Exercise prompt> Look through the listing and locate every line containing the word "designed"; copy those lines.

Records for processing>
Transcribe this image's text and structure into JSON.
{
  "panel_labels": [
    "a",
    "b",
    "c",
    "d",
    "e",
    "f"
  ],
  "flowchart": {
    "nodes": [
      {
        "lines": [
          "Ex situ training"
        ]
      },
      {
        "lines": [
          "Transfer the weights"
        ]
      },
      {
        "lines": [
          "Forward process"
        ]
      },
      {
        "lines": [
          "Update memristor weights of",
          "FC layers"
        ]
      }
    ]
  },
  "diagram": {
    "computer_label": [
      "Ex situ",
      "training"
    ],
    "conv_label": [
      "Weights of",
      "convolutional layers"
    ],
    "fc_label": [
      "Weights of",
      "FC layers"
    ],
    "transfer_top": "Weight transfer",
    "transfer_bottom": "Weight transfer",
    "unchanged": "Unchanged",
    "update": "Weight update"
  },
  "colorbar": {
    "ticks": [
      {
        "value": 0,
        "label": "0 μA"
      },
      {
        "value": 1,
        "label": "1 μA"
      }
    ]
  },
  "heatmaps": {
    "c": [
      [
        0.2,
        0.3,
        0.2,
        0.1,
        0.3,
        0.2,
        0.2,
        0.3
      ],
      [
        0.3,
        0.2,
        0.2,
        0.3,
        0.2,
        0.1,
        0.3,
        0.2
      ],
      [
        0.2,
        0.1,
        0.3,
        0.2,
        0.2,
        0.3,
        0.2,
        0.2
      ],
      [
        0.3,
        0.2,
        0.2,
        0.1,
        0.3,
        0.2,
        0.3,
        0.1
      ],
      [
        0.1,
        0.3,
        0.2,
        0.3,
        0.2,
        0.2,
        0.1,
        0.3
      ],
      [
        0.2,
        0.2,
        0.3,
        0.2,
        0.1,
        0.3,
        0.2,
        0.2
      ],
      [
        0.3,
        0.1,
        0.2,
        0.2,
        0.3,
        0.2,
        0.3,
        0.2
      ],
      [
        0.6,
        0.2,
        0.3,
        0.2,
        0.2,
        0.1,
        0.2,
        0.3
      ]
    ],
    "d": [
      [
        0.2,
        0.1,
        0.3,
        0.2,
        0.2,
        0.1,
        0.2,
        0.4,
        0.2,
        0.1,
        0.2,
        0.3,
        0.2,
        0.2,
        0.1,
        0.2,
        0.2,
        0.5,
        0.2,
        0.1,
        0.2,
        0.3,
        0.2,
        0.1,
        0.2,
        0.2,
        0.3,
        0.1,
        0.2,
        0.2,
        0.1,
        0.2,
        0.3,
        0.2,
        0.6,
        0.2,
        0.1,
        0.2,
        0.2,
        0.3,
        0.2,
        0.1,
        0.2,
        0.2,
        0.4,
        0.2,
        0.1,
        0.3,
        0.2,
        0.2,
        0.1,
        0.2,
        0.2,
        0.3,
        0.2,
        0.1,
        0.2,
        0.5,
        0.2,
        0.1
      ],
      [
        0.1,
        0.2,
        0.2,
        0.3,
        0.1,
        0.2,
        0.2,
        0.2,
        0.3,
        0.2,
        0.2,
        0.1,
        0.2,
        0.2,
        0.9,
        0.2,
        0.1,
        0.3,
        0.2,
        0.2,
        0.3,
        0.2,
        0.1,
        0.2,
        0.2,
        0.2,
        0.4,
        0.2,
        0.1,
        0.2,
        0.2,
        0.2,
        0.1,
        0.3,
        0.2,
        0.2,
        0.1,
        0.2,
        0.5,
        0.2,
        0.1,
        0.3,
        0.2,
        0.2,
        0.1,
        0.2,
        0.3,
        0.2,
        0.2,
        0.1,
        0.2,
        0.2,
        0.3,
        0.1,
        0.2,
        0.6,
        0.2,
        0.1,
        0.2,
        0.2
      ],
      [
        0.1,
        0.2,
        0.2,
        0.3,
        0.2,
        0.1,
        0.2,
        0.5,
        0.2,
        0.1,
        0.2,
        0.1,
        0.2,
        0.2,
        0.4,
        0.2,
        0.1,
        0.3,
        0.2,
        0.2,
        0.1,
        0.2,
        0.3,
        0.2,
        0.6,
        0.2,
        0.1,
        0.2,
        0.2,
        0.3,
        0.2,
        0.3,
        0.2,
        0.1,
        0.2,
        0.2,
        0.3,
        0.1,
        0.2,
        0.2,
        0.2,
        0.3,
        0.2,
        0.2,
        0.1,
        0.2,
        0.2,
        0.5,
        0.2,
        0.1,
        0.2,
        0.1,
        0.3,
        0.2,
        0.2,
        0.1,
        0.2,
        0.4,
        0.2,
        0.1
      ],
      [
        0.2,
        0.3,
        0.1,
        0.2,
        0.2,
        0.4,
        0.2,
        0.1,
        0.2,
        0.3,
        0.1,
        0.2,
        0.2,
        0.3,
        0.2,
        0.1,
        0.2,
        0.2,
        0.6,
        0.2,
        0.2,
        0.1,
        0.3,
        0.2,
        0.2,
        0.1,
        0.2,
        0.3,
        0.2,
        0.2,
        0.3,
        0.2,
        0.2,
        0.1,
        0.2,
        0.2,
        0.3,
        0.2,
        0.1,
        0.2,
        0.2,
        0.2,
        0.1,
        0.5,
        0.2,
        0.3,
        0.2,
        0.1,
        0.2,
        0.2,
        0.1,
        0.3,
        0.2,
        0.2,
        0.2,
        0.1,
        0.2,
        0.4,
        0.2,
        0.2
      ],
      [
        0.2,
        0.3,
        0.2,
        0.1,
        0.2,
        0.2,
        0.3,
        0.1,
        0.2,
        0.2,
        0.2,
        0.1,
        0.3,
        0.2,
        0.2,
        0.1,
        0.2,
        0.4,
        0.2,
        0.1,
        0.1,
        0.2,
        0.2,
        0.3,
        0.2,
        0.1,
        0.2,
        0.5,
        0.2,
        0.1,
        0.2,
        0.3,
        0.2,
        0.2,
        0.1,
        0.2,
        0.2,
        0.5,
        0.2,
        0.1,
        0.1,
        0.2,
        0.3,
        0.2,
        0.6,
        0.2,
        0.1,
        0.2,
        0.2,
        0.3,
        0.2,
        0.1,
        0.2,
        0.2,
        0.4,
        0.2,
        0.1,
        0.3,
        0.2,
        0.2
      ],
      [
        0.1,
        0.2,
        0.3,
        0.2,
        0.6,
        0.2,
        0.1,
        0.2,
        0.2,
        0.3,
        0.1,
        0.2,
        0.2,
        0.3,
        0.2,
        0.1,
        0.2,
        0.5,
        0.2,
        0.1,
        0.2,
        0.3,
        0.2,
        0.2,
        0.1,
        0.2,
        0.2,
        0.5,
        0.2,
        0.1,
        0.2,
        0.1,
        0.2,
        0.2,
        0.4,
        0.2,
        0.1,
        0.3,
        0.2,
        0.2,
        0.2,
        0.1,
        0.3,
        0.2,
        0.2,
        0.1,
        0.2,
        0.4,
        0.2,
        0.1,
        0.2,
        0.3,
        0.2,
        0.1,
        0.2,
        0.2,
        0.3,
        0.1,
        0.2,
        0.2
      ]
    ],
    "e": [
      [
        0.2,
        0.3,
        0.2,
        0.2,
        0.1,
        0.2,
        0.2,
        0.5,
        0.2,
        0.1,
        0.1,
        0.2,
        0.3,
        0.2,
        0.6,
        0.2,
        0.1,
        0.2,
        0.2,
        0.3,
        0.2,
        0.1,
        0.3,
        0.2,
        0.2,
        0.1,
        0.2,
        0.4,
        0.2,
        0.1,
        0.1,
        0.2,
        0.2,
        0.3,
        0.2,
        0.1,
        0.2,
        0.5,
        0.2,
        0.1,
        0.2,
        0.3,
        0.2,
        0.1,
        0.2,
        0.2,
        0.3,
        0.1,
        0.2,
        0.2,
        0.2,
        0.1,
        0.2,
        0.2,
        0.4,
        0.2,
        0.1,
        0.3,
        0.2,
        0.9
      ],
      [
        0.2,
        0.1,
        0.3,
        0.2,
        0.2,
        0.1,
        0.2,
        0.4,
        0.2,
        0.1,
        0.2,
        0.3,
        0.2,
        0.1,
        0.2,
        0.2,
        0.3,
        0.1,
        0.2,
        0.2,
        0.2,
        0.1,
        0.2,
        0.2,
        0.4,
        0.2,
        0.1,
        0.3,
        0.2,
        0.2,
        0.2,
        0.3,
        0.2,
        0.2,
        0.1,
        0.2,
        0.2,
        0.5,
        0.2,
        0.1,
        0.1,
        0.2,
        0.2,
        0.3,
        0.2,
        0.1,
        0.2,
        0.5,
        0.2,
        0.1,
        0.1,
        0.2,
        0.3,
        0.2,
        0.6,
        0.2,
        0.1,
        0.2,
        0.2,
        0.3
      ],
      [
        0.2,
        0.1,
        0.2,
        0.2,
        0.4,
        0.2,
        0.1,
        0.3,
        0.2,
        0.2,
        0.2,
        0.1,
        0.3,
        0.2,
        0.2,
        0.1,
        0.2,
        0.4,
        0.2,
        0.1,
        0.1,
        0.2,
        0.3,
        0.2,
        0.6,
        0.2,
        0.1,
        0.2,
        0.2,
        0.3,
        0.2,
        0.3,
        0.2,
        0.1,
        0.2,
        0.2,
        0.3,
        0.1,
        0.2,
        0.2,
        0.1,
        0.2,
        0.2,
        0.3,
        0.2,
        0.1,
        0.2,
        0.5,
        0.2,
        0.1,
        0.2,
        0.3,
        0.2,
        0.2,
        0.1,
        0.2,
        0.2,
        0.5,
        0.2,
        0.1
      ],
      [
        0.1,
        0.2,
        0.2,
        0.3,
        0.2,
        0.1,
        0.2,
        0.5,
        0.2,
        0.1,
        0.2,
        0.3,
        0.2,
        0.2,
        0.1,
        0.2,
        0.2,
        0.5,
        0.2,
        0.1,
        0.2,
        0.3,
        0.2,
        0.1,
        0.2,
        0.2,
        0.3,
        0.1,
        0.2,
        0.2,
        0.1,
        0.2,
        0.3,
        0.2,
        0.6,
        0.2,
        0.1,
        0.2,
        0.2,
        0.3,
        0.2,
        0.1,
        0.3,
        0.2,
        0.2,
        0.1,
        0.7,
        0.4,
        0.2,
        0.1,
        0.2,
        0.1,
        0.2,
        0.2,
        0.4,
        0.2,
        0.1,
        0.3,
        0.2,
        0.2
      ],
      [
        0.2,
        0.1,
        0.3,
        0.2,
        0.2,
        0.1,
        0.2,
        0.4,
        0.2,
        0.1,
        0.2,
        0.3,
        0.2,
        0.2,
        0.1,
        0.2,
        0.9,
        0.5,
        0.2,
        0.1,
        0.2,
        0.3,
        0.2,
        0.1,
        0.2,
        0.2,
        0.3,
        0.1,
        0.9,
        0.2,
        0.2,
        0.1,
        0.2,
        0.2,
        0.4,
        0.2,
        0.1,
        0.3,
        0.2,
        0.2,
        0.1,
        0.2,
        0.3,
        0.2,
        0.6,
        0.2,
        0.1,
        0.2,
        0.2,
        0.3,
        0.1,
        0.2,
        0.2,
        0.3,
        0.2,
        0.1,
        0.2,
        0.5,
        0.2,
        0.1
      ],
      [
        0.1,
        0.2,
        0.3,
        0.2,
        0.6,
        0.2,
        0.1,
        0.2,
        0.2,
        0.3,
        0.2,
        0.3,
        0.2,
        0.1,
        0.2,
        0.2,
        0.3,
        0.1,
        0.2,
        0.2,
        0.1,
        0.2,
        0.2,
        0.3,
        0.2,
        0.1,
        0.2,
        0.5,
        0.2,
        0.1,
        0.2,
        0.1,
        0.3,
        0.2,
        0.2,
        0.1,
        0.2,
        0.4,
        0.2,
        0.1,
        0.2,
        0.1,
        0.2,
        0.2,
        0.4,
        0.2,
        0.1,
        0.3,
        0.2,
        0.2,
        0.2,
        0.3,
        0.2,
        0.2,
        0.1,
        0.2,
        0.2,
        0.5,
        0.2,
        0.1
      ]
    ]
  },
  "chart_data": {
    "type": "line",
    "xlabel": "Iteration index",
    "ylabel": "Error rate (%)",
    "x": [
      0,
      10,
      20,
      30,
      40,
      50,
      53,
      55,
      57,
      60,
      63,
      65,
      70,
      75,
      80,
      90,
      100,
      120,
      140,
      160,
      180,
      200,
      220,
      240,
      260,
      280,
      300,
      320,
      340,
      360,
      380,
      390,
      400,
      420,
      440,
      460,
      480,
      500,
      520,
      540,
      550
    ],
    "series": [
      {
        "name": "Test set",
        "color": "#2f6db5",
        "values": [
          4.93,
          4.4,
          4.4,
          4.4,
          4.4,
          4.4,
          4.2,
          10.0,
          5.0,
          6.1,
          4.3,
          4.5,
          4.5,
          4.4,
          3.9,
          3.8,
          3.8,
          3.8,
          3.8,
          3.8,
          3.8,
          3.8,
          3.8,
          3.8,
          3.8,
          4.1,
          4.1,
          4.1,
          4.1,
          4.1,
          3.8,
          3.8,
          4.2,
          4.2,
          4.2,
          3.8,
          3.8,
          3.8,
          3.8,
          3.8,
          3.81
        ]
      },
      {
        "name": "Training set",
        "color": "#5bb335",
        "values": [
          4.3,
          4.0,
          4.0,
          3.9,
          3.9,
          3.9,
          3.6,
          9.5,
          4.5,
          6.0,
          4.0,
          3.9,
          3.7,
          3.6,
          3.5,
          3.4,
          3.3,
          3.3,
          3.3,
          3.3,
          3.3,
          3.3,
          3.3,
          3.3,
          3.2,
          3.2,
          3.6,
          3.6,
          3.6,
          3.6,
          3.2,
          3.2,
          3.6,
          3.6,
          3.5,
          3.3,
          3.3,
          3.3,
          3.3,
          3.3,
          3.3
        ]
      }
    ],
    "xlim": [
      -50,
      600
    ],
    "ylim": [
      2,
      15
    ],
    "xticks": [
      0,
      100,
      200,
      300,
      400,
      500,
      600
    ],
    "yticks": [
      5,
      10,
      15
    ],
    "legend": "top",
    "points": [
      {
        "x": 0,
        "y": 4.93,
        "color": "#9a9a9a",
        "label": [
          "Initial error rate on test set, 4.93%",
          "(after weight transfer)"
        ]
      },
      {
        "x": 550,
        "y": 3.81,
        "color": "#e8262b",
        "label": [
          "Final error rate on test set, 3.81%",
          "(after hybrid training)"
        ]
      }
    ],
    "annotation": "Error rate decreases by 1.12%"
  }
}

--

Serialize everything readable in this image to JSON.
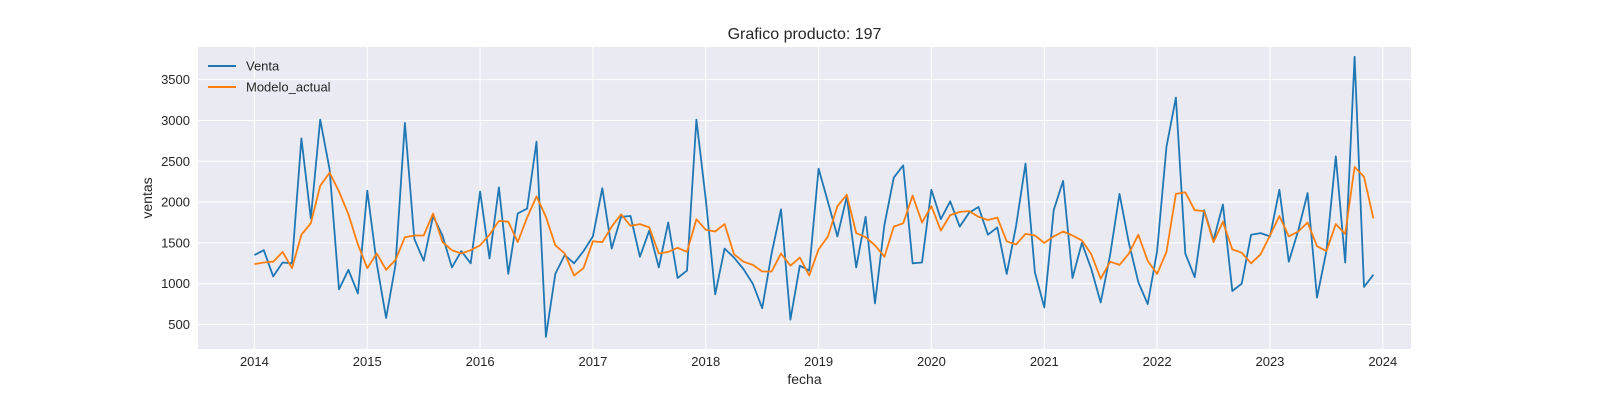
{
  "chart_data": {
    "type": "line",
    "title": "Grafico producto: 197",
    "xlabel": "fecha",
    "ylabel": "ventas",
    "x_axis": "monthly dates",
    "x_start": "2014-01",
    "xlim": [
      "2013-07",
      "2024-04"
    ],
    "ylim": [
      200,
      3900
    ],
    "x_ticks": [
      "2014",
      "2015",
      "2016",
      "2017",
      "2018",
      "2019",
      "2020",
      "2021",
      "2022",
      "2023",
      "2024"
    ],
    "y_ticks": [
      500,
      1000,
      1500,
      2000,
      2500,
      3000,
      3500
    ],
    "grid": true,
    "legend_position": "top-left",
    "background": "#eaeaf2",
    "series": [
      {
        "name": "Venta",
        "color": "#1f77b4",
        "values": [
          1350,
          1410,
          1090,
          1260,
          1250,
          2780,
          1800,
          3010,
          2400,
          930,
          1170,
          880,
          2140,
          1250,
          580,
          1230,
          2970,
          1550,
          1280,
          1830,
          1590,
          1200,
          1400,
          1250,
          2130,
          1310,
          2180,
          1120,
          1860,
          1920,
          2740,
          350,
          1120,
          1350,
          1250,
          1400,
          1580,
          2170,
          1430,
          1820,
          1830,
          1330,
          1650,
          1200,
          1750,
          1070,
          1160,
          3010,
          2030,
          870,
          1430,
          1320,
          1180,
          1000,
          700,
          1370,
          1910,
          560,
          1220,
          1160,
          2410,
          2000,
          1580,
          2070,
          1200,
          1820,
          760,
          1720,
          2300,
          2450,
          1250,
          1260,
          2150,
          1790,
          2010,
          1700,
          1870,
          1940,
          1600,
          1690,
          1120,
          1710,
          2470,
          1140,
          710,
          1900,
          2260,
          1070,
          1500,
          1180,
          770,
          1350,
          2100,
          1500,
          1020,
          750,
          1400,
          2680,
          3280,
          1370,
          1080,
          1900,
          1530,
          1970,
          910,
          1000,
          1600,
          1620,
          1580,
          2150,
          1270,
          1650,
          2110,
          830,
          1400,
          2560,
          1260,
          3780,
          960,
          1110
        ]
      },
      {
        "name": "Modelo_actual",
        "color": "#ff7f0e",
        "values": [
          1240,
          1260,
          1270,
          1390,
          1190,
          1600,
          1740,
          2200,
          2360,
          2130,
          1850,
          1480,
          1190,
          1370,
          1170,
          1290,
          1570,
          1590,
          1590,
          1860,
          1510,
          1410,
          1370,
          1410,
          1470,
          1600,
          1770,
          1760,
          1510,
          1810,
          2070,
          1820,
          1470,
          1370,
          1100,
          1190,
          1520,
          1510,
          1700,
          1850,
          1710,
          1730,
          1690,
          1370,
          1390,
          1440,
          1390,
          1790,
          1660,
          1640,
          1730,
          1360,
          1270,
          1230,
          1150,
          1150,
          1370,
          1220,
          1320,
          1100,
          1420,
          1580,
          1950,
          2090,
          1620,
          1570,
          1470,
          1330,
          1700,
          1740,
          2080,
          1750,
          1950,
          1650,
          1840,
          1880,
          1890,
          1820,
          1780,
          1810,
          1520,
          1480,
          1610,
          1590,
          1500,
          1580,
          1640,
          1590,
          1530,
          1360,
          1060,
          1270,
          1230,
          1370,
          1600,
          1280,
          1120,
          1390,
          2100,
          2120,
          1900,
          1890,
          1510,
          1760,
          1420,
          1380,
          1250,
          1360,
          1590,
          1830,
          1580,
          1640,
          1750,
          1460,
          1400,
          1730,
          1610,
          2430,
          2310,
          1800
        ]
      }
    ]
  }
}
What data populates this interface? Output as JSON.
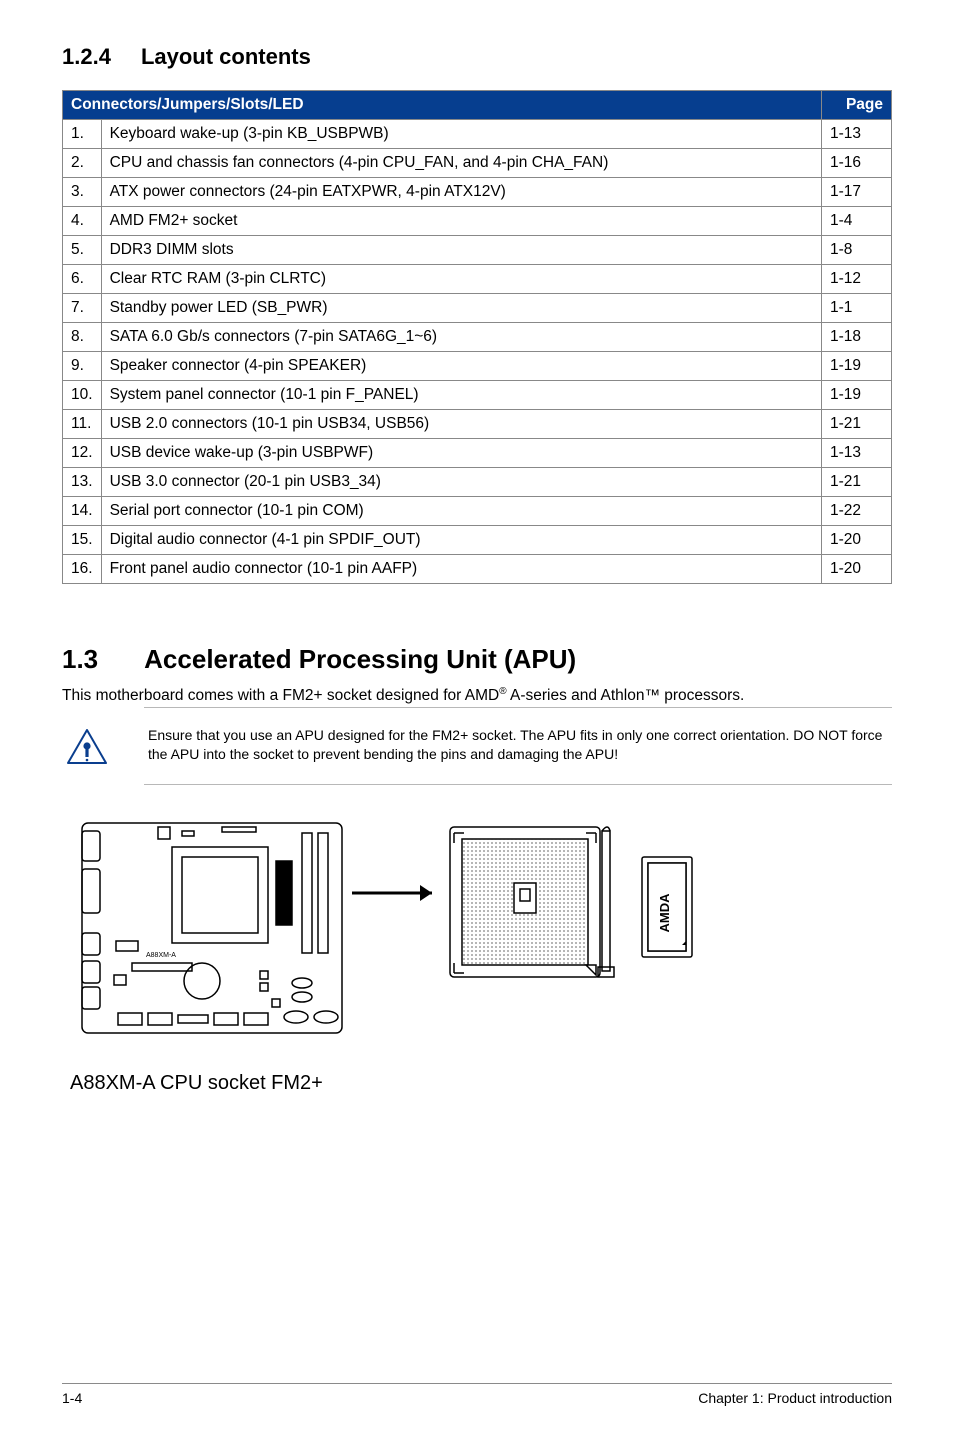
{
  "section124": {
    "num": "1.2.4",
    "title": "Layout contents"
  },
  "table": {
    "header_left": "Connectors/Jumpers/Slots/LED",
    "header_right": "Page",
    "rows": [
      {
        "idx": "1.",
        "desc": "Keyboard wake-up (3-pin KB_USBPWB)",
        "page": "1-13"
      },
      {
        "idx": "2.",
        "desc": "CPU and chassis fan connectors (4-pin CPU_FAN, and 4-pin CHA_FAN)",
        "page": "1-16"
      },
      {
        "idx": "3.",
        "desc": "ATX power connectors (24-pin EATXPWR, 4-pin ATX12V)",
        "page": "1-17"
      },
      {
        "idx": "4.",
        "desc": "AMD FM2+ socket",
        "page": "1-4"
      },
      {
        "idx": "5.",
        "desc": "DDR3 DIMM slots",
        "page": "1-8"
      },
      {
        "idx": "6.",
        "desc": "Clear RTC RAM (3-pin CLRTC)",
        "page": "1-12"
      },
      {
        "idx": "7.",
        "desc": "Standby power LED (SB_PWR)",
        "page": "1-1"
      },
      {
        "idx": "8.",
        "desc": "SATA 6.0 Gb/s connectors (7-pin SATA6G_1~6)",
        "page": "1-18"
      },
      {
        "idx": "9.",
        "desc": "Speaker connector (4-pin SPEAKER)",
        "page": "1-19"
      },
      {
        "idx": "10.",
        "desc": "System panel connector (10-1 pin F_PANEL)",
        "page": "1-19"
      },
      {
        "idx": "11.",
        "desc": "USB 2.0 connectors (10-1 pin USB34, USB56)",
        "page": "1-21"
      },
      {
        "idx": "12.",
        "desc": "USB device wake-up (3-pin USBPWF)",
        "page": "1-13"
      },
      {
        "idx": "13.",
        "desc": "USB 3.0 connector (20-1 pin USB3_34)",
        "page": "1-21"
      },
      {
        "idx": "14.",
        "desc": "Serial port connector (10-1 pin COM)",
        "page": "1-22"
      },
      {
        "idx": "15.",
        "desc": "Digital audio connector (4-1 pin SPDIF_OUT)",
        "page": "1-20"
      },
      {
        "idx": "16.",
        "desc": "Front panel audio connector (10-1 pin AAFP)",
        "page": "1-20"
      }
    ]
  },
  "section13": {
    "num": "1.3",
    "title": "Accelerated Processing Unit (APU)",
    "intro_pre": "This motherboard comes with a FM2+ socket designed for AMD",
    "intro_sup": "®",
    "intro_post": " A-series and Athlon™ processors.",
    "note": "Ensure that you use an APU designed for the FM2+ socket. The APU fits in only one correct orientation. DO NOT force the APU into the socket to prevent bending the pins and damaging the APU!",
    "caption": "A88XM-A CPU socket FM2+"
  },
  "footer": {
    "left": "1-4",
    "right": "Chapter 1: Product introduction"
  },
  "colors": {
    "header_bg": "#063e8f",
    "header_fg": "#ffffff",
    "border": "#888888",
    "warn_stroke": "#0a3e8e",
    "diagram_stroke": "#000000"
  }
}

Result of the task>
    "intro_pre": "This motherboard comes with a FM2+ socket designed for AMD",
    "note": "Ensure that you use an APU designed for the FM2+ socket. The APU fits in only one correct orientation. DO NOT force the APU into the socket to prevent bending the pins and damaging the APU!",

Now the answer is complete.